→ **What needs to be done**: Copy the data below verbatim, beginning at the line containing "bar-2-2 bbox=[515, 83, 598, 377]" and ending after the line containing "y-axis-label: mld. LEI".

→ **Rows**:
╔══
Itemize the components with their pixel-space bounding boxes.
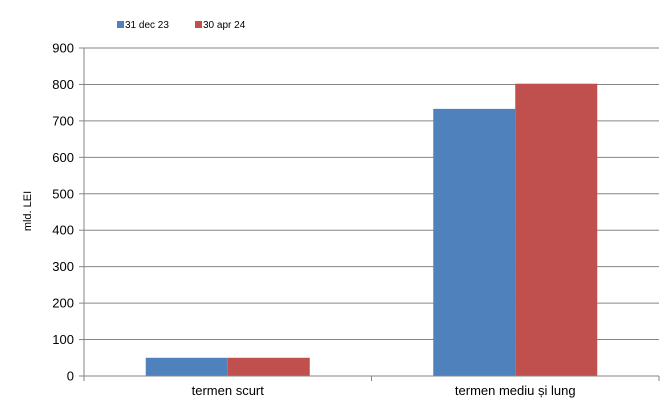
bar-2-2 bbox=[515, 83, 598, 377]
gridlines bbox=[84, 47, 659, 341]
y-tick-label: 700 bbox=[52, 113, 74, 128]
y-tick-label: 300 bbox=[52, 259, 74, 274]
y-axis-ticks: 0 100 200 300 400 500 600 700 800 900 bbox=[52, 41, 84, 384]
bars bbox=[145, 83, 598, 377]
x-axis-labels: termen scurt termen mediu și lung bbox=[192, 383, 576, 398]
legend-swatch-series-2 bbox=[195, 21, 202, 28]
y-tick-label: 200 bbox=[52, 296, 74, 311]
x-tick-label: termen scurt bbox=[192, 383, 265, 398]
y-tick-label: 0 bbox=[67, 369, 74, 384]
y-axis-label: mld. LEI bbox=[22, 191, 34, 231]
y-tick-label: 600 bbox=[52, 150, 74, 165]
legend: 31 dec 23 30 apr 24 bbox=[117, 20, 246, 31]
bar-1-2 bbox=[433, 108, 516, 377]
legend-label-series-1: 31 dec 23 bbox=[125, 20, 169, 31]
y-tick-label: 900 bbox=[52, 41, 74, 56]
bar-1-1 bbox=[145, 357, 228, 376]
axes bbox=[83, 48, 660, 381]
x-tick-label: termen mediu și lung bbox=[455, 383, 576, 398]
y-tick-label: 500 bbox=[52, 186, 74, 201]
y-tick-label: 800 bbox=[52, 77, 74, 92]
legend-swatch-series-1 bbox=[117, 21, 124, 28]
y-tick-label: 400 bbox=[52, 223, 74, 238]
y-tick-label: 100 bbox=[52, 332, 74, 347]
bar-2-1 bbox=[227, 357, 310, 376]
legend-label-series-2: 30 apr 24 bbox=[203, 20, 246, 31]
╚══
→ **Response to this exercise**:
bar-2-2 bbox=[515, 83, 598, 377]
gridlines bbox=[84, 47, 659, 341]
y-tick-label: 700 bbox=[52, 113, 74, 128]
y-tick-label: 300 bbox=[52, 259, 74, 274]
y-axis-ticks: 0 100 200 300 400 500 600 700 800 900 bbox=[52, 41, 84, 384]
bars bbox=[145, 83, 598, 377]
x-axis-labels: termen scurt termen mediu și lung bbox=[192, 383, 576, 398]
legend-swatch-series-2 bbox=[195, 21, 202, 28]
y-tick-label: 200 bbox=[52, 296, 74, 311]
x-tick-label: termen scurt bbox=[192, 383, 265, 398]
y-tick-label: 0 bbox=[67, 369, 74, 384]
y-axis-label: mld. LEI bbox=[22, 191, 34, 231]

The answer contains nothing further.